▼▼▼

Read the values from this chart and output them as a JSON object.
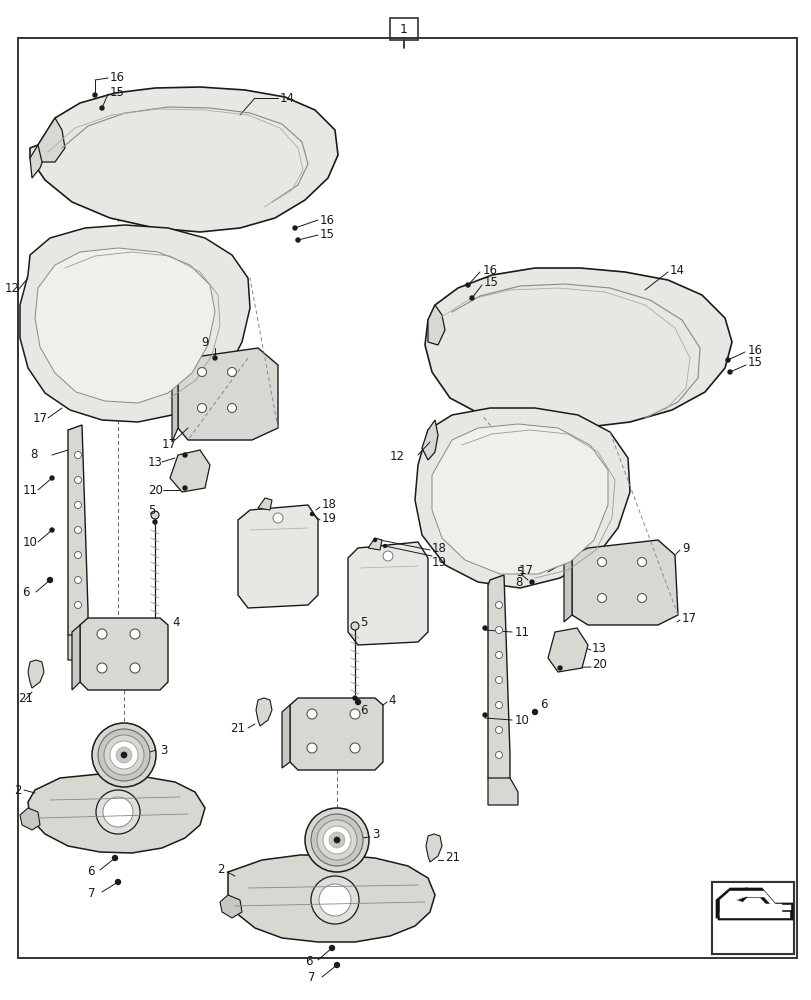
{
  "bg": "#ffffff",
  "border_color": "#2a2a2a",
  "lc": "#1a1a1a",
  "gray1": "#e8e7e3",
  "gray2": "#d8d7d2",
  "gray3": "#c8c7c2",
  "fig_w": 8.12,
  "fig_h": 10.0,
  "dpi": 100,
  "labels": {
    "title": "1",
    "parts": [
      2,
      3,
      4,
      5,
      6,
      7,
      8,
      9,
      10,
      11,
      12,
      13,
      14,
      15,
      16,
      17,
      18,
      19,
      20,
      21
    ]
  }
}
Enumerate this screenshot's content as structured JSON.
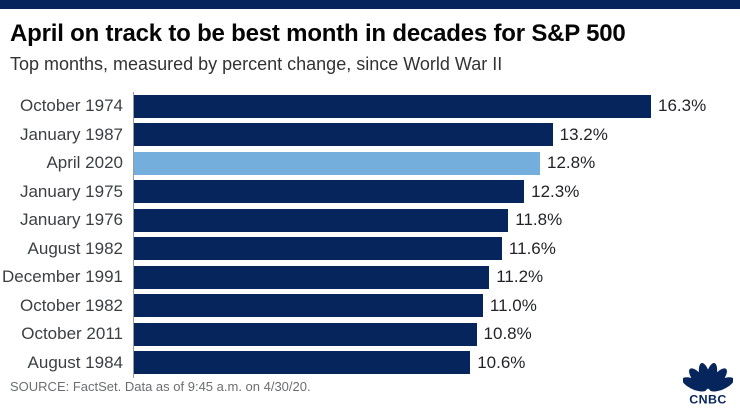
{
  "page": {
    "title": "April on track to be best month in decades for S&P 500",
    "subtitle": "Top months, measured by percent change, since World War II",
    "source_note": "SOURCE: FactSet. Data as of 9:45 a.m. on 4/30/20.",
    "logo_text": "CNBC",
    "logo_icon": "cnbc-peacock-icon"
  },
  "colors": {
    "top_band": "#06255C",
    "bar": "#06255C",
    "highlight_bar": "#74AEDD",
    "axis_line": "#999999",
    "logo": "#06255C"
  },
  "chart_data": {
    "type": "bar",
    "orientation": "horizontal",
    "title": "April on track to be best month in decades for S&P 500",
    "subtitle": "Top months, measured by percent change, since World War II",
    "xlabel": "",
    "ylabel": "",
    "xlim": [
      0,
      16.3
    ],
    "grid": false,
    "legend": "none",
    "categories": [
      "October 1974",
      "January 1987",
      "April 2020",
      "January 1975",
      "January 1976",
      "August 1982",
      "December 1991",
      "October 1982",
      "October 2011",
      "August 1984"
    ],
    "values": [
      16.3,
      13.2,
      12.8,
      12.3,
      11.8,
      11.6,
      11.2,
      11.0,
      10.8,
      10.6
    ],
    "value_labels": [
      "16.3%",
      "13.2%",
      "12.8%",
      "12.3%",
      "11.8%",
      "11.6%",
      "11.2%",
      "11.0%",
      "10.8%",
      "10.6%"
    ],
    "highlight_index": 2,
    "highlight_category": "April 2020"
  }
}
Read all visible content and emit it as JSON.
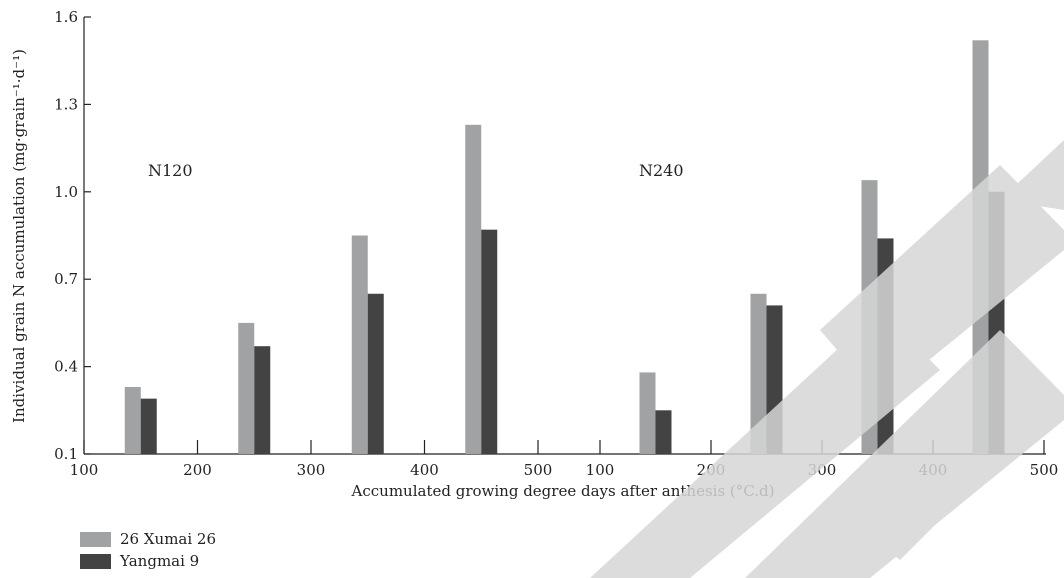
{
  "chart_data": {
    "type": "bar",
    "ylabel": "Individual grain N accumulation (mg·grain⁻¹·d⁻¹)",
    "xlabel": "Accumulated growing degree days after anthesis (°C.d)",
    "ylim": [
      0.1,
      1.6
    ],
    "yticks": [
      "0.1",
      "0.4",
      "0.7",
      "1.0",
      "1.3",
      "1.6"
    ],
    "grid": false,
    "legend_position": "bottom-left",
    "colors": {
      "series1": "#a0a2a3",
      "series2": "#434344"
    },
    "panels": [
      {
        "annotation": "N120",
        "xlim": [
          100,
          500
        ],
        "xticks": [
          "100",
          "200",
          "300",
          "400",
          "500"
        ],
        "x": [
          150,
          250,
          350,
          450
        ],
        "series": [
          {
            "name": "26 Xumai 26",
            "values": [
              0.33,
              0.55,
              0.85,
              1.23
            ]
          },
          {
            "name": "Yangmai 9",
            "values": [
              0.29,
              0.47,
              0.65,
              0.87
            ]
          }
        ]
      },
      {
        "annotation": "N240",
        "xlim": [
          100,
          500
        ],
        "xticks": [
          "100",
          "200",
          "300",
          "400",
          "500"
        ],
        "x": [
          150,
          250,
          350,
          450
        ],
        "series": [
          {
            "name": "26 Xumai 26",
            "values": [
              0.38,
              0.65,
              1.04,
              1.52
            ]
          },
          {
            "name": "Yangmai 9",
            "values": [
              0.25,
              0.61,
              0.84,
              1.0
            ]
          }
        ]
      }
    ]
  },
  "legend": [
    {
      "label": "26 Xumai 26",
      "color": "#a0a2a3"
    },
    {
      "label": "Yangmai 9",
      "color": "#434344"
    }
  ]
}
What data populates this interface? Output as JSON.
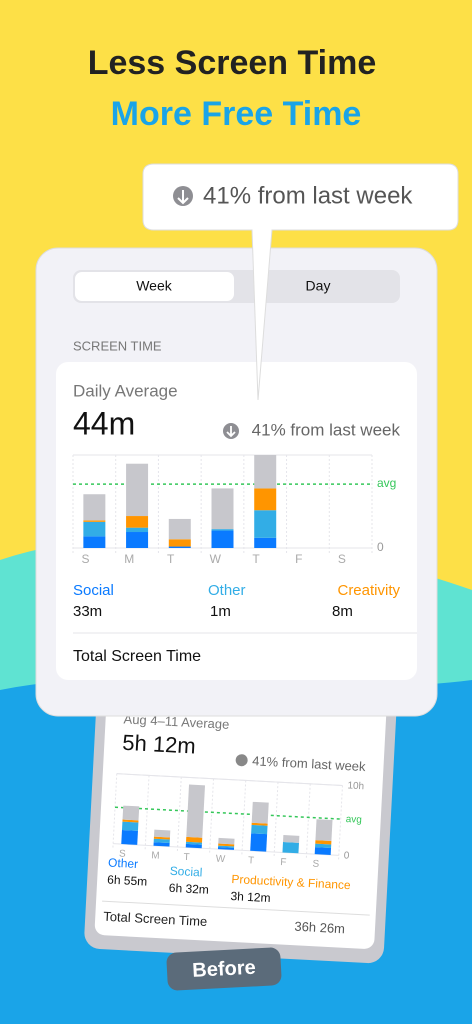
{
  "headline": {
    "line1": "Less Screen Time",
    "line2": "More Free Time"
  },
  "callout": {
    "text": "41% from last week"
  },
  "card": {
    "tabs": [
      "Week",
      "Day"
    ],
    "section": "SCREEN TIME",
    "label": "Daily Average",
    "value": "44m",
    "change": "41% from last week",
    "chart": {
      "type": "bar",
      "stacked": true,
      "categories": [
        "S",
        "M",
        "T",
        "W",
        "T",
        "F",
        "S"
      ],
      "series": [
        {
          "name": "Social",
          "color": "#0a7aff",
          "total": "33m",
          "values": [
            8,
            11,
            1,
            12,
            7,
            0,
            0
          ]
        },
        {
          "name": "Other",
          "color": "#32ade6",
          "total": "1m",
          "values": [
            10,
            3,
            0,
            1,
            19,
            0,
            0
          ]
        },
        {
          "name": "Creativity",
          "color": "#ff9500",
          "total": "8m",
          "values": [
            1,
            8,
            5,
            0,
            15,
            0,
            0
          ]
        },
        {
          "color": "#c7c7cc",
          "values": [
            18,
            36,
            14,
            28,
            23,
            0,
            0
          ]
        }
      ],
      "ylim": [
        0,
        64
      ],
      "yticks": [
        0
      ],
      "avg": 44,
      "avg_label": "avg"
    },
    "total_label": "Total Screen Time"
  },
  "before_card": {
    "label": "Aug 4–11 Average",
    "value": "5h 12m",
    "change": "41% from last week",
    "chart": {
      "type": "bar",
      "stacked": true,
      "categories": [
        "S",
        "M",
        "T",
        "W",
        "T",
        "F",
        "S"
      ],
      "series": [
        {
          "name": "Other",
          "color": "#0a7aff",
          "total": "6h 55m",
          "values": [
            2.0,
            0.5,
            0.5,
            0.3,
            2.5,
            0,
            1.0
          ]
        },
        {
          "name": "Social",
          "color": "#32ade6",
          "total": "6h 32m",
          "values": [
            1.2,
            0.5,
            0.3,
            0.2,
            1.2,
            1.5,
            0.5
          ]
        },
        {
          "name": "Productivity & Finance",
          "color": "#ff9500",
          "total": "3h 12m",
          "values": [
            0.3,
            0.3,
            0.7,
            0.3,
            0.3,
            0,
            0.5
          ]
        },
        {
          "color": "#c7c7cc",
          "values": [
            2.0,
            1.0,
            7.5,
            0.8,
            3.0,
            1.0,
            3.0
          ]
        }
      ],
      "ylim": [
        0,
        10
      ],
      "yticks": [
        {
          "value": 10,
          "label": "10h"
        },
        0
      ],
      "avg": 5.2,
      "avg_label": "avg"
    },
    "total_label": "Total Screen Time",
    "total_value": "36h 26m"
  },
  "badge": "Before"
}
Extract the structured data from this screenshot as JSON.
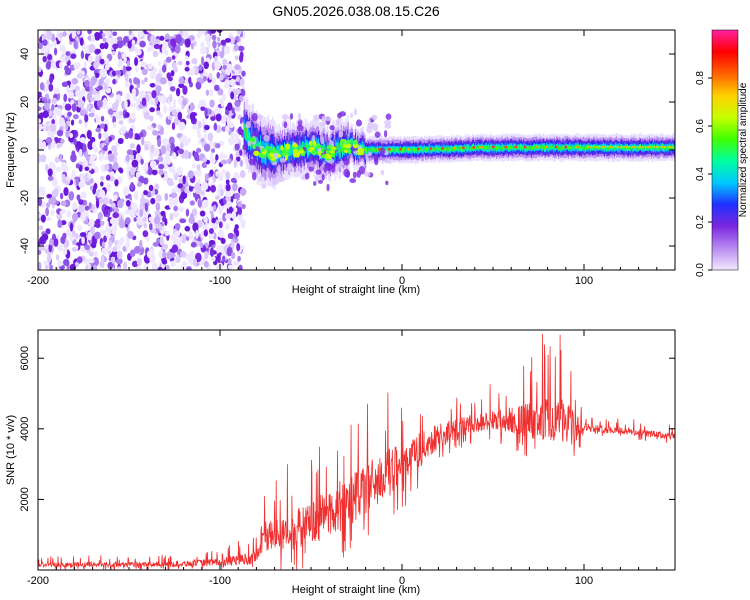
{
  "title": "GN05.2026.038.08.15.C26",
  "chart_data": [
    {
      "type": "heatmap",
      "name": "spectrogram",
      "xlabel": "Height of straight line (km)",
      "ylabel": "Frequency (Hz)",
      "xlim": [
        -200,
        150
      ],
      "ylim": [
        -50,
        50
      ],
      "xticks": [
        -200,
        -100,
        0,
        100
      ],
      "yticks": [
        -40,
        -20,
        0,
        20,
        40
      ],
      "noise_region_x": [
        -200,
        -87
      ],
      "signal_start_x": -87,
      "centerline": [
        [
          -87,
          8
        ],
        [
          -80,
          1
        ],
        [
          -70,
          -2
        ],
        [
          -60,
          0
        ],
        [
          -50,
          1
        ],
        [
          -40,
          -1
        ],
        [
          -30,
          2
        ],
        [
          -20,
          0
        ],
        [
          0,
          0
        ],
        [
          50,
          1
        ],
        [
          90,
          1
        ],
        [
          150,
          1
        ]
      ],
      "colorbar": {
        "label": "Normalized spectral amplitude",
        "range": [
          0,
          1
        ],
        "ticks": [
          0.0,
          0.2,
          0.4,
          0.6,
          0.8
        ],
        "colors": [
          "#f2e8ff",
          "#b88af0",
          "#7a28e0",
          "#2030ff",
          "#00c8ff",
          "#00ffa0",
          "#40ff00",
          "#c8ff00",
          "#ffd000",
          "#ff6000",
          "#ff0000",
          "#ff20a0"
        ]
      }
    },
    {
      "type": "line",
      "name": "snr",
      "xlabel": "Height of straight line (km)",
      "ylabel": "SNR (10 * v/v)",
      "xlim": [
        -200,
        150
      ],
      "ylim": [
        0,
        6800
      ],
      "xticks": [
        -200,
        -100,
        0,
        100
      ],
      "yticks": [
        2000,
        4000,
        6000
      ],
      "color": "#ef3030",
      "envelope_x": [
        -200,
        -130,
        -100,
        -80,
        -78,
        -60,
        -40,
        -20,
        0,
        20,
        40,
        60,
        80,
        95,
        100,
        120,
        150
      ],
      "envelope_y": [
        150,
        160,
        220,
        350,
        900,
        1100,
        1600,
        2300,
        3000,
        3800,
        4150,
        4250,
        4250,
        4200,
        4050,
        3950,
        3780
      ],
      "noise_amp": [
        100,
        110,
        150,
        280,
        650,
        800,
        1000,
        1100,
        900,
        500,
        400,
        550,
        900,
        1000,
        160,
        150,
        140
      ]
    }
  ]
}
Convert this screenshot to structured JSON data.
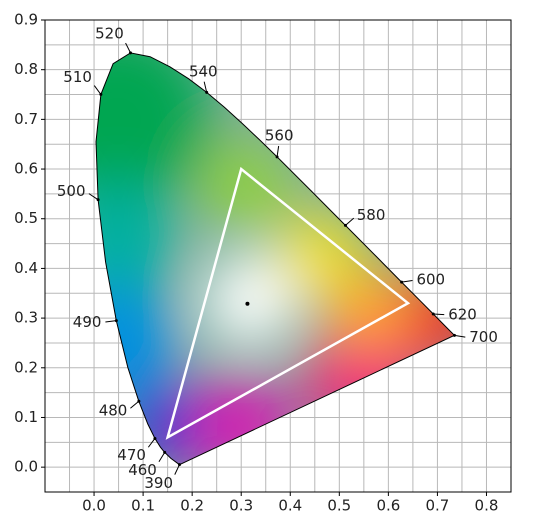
{
  "chart_data": {
    "type": "chromaticity",
    "xlim": [
      -0.1,
      0.85
    ],
    "ylim": [
      -0.05,
      0.9
    ],
    "xticks": [
      {
        "value": 0,
        "label": "0.0"
      },
      0.1,
      0.2,
      0.3,
      0.4,
      0.5,
      0.6,
      0.7,
      0.8
    ],
    "yticks": [
      {
        "value": 0,
        "label": "0.0"
      },
      0.1,
      0.2,
      0.3,
      0.4,
      0.5,
      0.6,
      0.7,
      0.8,
      0.9
    ],
    "grid": true,
    "xgrid": [
      -0.1,
      -0.05,
      0,
      0.05,
      0.1,
      0.15,
      0.2,
      0.25,
      0.3,
      0.35,
      0.4,
      0.45,
      0.5,
      0.55,
      0.6,
      0.65,
      0.7,
      0.75,
      0.8,
      0.85
    ],
    "ygrid": [
      -0.05,
      0,
      0.05,
      0.1,
      0.15,
      0.2,
      0.25,
      0.3,
      0.35,
      0.4,
      0.45,
      0.5,
      0.55,
      0.6,
      0.65,
      0.7,
      0.75,
      0.8,
      0.85,
      0.9
    ],
    "locus": {
      "x": [
        0.1741,
        0.1566,
        0.144,
        0.1355,
        0.1241,
        0.1096,
        0.0913,
        0.0687,
        0.0454,
        0.0235,
        0.0082,
        0.0039,
        0.0139,
        0.0389,
        0.0743,
        0.1142,
        0.1547,
        0.1929,
        0.2296,
        0.2658,
        0.3016,
        0.3373,
        0.3731,
        0.4441,
        0.5125,
        0.5752,
        0.627,
        0.6658,
        0.6915,
        0.719,
        0.7347
      ],
      "y": [
        0.005,
        0.0177,
        0.0297,
        0.0399,
        0.0578,
        0.0868,
        0.1327,
        0.2007,
        0.295,
        0.4127,
        0.5384,
        0.6548,
        0.7502,
        0.812,
        0.8338,
        0.8262,
        0.8059,
        0.7816,
        0.7543,
        0.7243,
        0.6923,
        0.6589,
        0.6245,
        0.5547,
        0.4866,
        0.4242,
        0.3725,
        0.334,
        0.3083,
        0.2809,
        0.2653
      ],
      "labels": [
        390,
        null,
        460,
        null,
        470,
        null,
        480,
        null,
        490,
        null,
        500,
        null,
        510,
        null,
        520,
        null,
        null,
        null,
        540,
        null,
        null,
        null,
        560,
        null,
        580,
        null,
        600,
        null,
        620,
        null,
        700
      ]
    },
    "gamut": {
      "x": [
        0.64,
        0.3,
        0.15
      ],
      "y": [
        0.33,
        0.6,
        0.06
      ],
      "color": "#ffffff"
    },
    "white_point": {
      "x": 0.3127,
      "y": 0.329
    }
  }
}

▲▲▲

Lines that include the word "October" are to be extracted from the data above.

      "October 1974",
      "October 1982",
      "October 2011",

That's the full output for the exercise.